Data extracted from a collection
········

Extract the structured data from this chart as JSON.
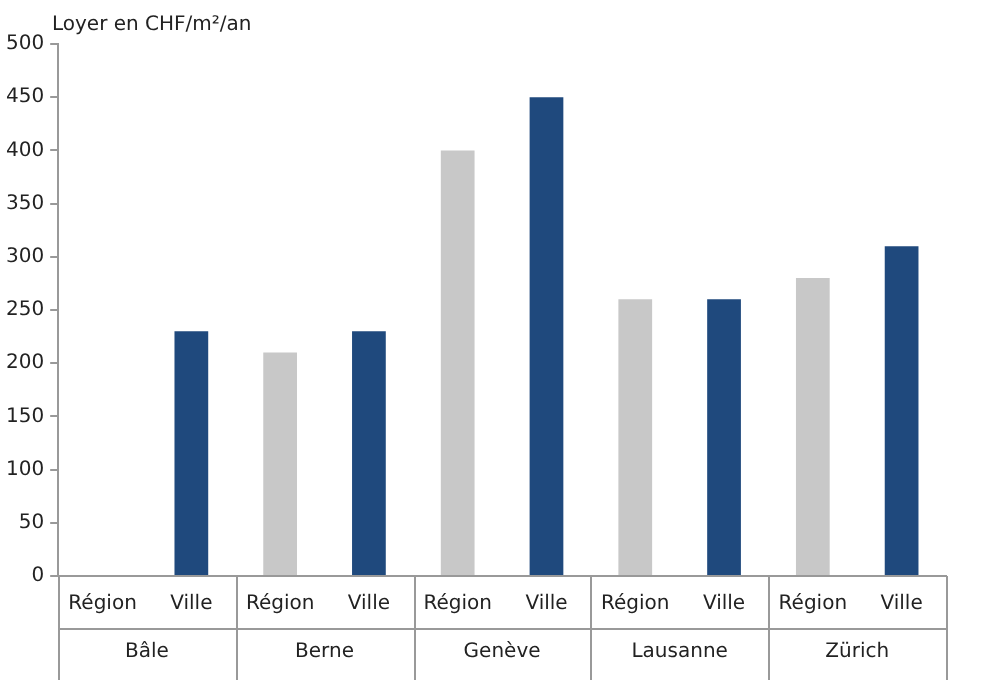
{
  "chart_data": {
    "type": "bar",
    "ylabel": "Loyer en CHF/m²/an",
    "categories": [
      "Bâle",
      "Berne",
      "Genève",
      "Lausanne",
      "Zürich"
    ],
    "series": [
      {
        "name": "Région",
        "color": "#c8c8c8",
        "values": [
          null,
          210,
          400,
          260,
          280
        ]
      },
      {
        "name": "Ville",
        "color": "#1f497d",
        "values": [
          230,
          230,
          450,
          260,
          310
        ]
      }
    ],
    "ylim": [
      0,
      500
    ],
    "yticks": [
      0,
      50,
      100,
      150,
      200,
      250,
      300,
      350,
      400,
      450,
      500
    ]
  }
}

········

Exercise objective | Transcribe the records verbatim and omit the images.

Written solution |
Extract the structured data from this chart as JSON.
{
  "chart_data": {
    "type": "bar",
    "ylabel": "Loyer en CHF/m²/an",
    "categories": [
      "Bâle",
      "Berne",
      "Genève",
      "Lausanne",
      "Zürich"
    ],
    "series": [
      {
        "name": "Région",
        "color": "#c8c8c8",
        "values": [
          null,
          210,
          400,
          260,
          280
        ]
      },
      {
        "name": "Ville",
        "color": "#1f497d",
        "values": [
          230,
          230,
          450,
          260,
          310
        ]
      }
    ],
    "ylim": [
      0,
      500
    ],
    "yticks": [
      0,
      50,
      100,
      150,
      200,
      250,
      300,
      350,
      400,
      450,
      500
    ]
  }
}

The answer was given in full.